-- Start of DATA LISTING --

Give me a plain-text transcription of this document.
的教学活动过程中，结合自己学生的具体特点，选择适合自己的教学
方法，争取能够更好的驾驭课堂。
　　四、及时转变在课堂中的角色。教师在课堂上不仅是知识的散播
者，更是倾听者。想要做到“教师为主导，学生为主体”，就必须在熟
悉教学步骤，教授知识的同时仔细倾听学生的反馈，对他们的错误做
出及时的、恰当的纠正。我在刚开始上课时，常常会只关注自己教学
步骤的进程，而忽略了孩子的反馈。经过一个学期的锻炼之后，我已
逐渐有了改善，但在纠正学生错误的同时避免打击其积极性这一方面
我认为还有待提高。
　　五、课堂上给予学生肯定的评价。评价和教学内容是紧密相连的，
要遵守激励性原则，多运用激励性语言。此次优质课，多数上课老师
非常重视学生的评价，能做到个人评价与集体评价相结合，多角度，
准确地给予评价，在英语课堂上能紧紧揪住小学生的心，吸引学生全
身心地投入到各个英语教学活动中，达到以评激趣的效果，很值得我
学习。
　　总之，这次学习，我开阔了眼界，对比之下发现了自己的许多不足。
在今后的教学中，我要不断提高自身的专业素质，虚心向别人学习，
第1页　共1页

-- End of DATA LISTING --

**SHORT TASK**
Give an exact copy of all the data shown above.

**WRITTEN ANSWER**
Give me a plain-text transcription of this document.
的教学活动过程中，结合自己学生的具体特点，选择适合自己的教学
方法，争取能够更好的驾驭课堂。
　　四、及时转变在课堂中的角色。教师在课堂上不仅是知识的散播
者，更是倾听者。想要做到“教师为主导，学生为主体”，就必须在熟
悉教学步骤，教授知识的同时仔细倾听学生的反馈，对他们的错误做
出及时的、恰当的纠正。我在刚开始上课时，常常会只关注自己教学
步骤的进程，而忽略了孩子的反馈。经过一个学期的锻炼之后，我已
逐渐有了改善，但在纠正学生错误的同时避免打击其积极性这一方面
我认为还有待提高。
　　五、课堂上给予学生肯定的评价。评价和教学内容是紧密相连的，
要遵守激励性原则，多运用激励性语言。此次优质课，多数上课老师
非常重视学生的评价，能做到个人评价与集体评价相结合，多角度，
准确地给予评价，在英语课堂上能紧紧揪住小学生的心，吸引学生全
身心地投入到各个英语教学活动中，达到以评激趣的效果，很值得我
学习。
　　总之，这次学习，我开阔了眼界，对比之下发现了自己的许多不足。
在今后的教学中，我要不断提高自身的专业素质，虚心向别人学习，
第1页　共1页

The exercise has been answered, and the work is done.